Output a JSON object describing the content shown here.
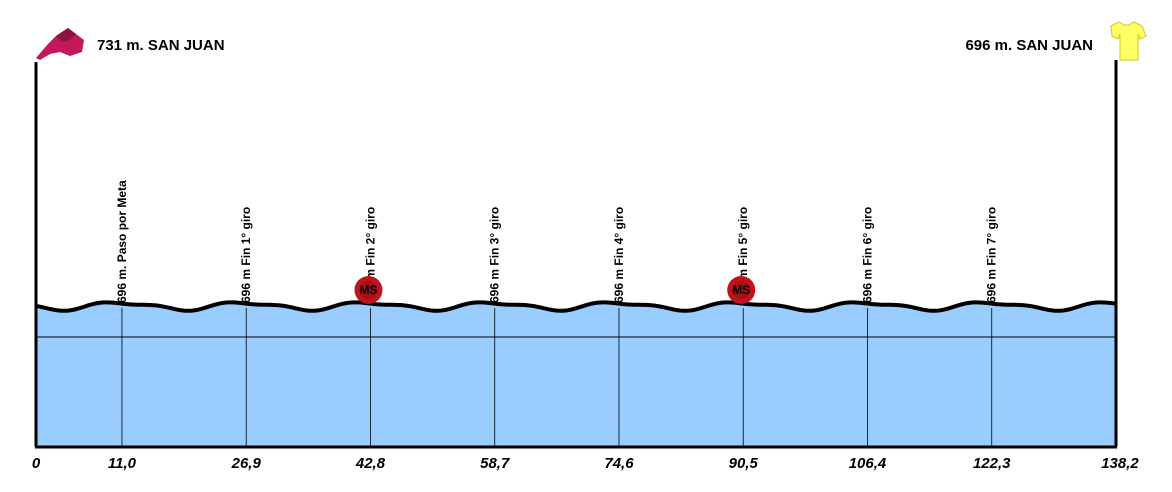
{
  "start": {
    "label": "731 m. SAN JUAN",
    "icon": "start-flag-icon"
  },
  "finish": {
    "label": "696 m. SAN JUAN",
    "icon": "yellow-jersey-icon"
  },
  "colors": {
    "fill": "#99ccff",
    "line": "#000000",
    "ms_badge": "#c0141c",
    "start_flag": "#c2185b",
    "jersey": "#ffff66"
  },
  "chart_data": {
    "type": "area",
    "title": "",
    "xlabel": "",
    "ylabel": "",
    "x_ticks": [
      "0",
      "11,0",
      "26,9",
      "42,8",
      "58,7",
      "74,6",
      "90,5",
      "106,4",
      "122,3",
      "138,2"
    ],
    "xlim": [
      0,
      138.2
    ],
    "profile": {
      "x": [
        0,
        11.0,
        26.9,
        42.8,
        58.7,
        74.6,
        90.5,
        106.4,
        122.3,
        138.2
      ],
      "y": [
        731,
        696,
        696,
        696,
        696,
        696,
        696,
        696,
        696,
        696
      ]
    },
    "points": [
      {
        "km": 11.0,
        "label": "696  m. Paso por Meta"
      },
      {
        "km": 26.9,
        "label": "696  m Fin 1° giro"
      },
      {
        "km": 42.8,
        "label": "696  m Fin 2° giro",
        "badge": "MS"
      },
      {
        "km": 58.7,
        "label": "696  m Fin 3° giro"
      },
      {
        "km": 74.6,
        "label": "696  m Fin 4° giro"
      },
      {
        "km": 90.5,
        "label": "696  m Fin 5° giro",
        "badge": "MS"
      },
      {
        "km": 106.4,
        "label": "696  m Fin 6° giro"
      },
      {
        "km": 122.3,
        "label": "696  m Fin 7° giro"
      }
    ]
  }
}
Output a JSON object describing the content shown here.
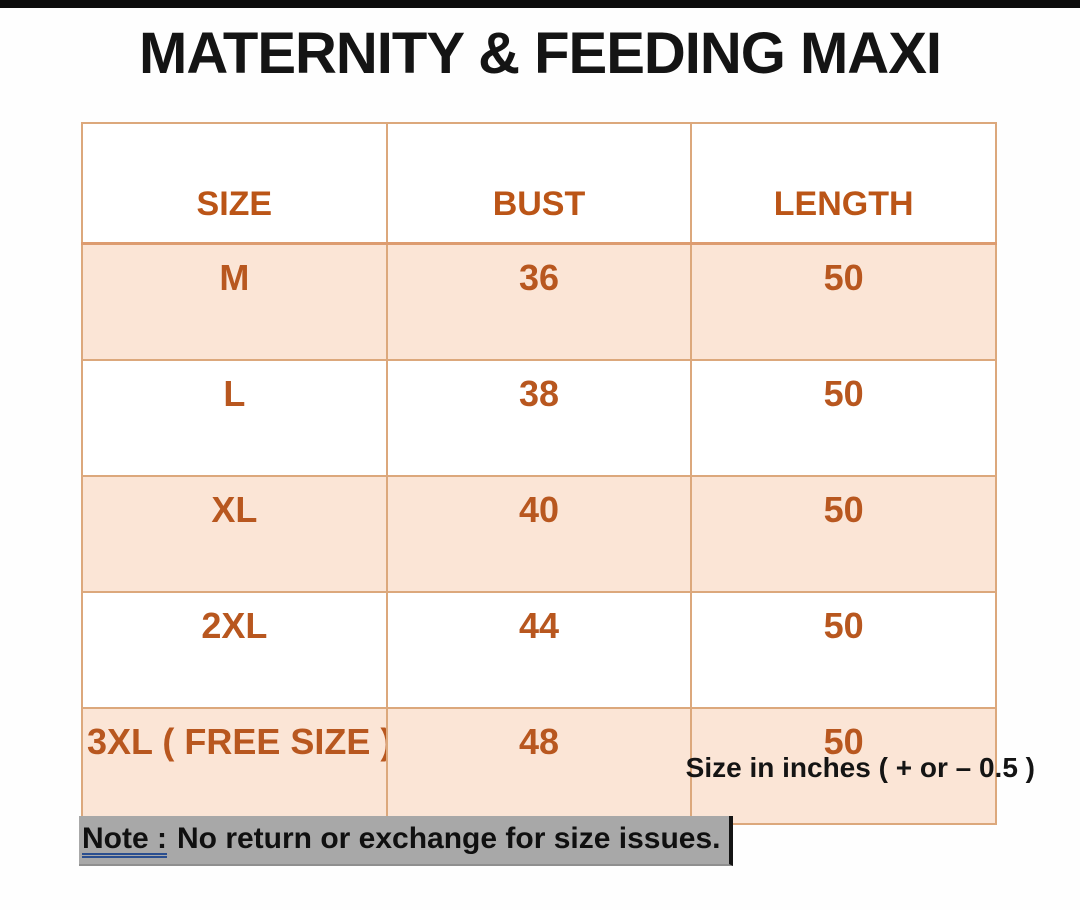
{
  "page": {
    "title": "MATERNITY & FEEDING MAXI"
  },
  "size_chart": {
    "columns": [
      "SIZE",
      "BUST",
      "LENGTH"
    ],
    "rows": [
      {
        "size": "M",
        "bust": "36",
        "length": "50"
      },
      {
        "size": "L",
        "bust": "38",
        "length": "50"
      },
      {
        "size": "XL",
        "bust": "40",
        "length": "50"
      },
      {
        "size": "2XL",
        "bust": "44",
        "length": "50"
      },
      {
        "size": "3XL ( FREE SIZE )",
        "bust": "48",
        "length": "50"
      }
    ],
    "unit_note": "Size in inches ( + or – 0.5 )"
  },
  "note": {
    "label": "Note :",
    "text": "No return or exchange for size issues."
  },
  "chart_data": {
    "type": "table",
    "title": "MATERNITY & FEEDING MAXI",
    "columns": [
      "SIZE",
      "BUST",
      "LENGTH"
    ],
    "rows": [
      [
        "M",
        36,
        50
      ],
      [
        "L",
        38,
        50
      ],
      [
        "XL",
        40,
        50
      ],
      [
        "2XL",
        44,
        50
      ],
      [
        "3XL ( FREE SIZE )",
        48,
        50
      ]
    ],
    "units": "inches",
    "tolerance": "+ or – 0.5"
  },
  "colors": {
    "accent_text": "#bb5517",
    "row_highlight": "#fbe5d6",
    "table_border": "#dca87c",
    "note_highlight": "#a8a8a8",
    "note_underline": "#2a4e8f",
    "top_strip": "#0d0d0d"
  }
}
---------------
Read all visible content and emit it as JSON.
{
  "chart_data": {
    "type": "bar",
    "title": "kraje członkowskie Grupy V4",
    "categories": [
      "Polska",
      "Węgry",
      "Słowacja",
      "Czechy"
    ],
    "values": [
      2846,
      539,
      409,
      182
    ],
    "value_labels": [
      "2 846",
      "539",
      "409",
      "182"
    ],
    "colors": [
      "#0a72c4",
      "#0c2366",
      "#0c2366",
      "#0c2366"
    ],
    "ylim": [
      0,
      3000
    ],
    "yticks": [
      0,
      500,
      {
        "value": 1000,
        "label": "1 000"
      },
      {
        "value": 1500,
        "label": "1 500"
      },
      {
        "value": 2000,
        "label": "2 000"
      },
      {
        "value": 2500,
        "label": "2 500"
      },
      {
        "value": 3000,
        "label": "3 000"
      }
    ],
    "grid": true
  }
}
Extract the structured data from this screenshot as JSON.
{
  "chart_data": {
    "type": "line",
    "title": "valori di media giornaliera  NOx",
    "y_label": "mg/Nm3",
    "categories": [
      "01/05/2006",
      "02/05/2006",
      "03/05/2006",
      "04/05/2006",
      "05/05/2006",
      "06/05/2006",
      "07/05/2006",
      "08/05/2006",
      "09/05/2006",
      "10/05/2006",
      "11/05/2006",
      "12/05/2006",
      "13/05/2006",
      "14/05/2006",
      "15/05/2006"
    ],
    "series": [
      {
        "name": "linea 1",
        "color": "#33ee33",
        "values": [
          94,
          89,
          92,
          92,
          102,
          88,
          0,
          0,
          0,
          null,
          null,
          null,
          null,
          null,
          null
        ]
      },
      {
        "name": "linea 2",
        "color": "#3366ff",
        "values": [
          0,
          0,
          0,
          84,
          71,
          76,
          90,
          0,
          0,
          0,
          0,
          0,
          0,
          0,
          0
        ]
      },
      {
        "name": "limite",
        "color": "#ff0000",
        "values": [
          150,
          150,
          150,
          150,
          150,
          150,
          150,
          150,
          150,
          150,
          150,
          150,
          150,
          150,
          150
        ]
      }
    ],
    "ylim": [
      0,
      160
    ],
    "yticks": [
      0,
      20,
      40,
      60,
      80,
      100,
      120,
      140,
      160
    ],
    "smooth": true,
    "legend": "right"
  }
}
---------------
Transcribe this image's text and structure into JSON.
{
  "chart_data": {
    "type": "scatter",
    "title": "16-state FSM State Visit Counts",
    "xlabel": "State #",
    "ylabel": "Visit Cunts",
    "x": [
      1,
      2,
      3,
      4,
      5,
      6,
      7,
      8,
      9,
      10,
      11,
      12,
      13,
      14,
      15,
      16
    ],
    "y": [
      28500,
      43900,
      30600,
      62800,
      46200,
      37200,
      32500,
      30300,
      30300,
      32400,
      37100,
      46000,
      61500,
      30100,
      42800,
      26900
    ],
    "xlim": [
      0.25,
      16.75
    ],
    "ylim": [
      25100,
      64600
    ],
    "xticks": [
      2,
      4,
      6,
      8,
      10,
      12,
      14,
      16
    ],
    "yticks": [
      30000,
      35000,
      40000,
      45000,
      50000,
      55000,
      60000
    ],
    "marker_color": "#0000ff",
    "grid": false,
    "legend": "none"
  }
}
---------------
## Task description
From the listing above, collect each line in which the string "icon" appears.

## Completed exercise
    "icon": "start-flag-icon"
    "icon": "yellow-jersey-icon"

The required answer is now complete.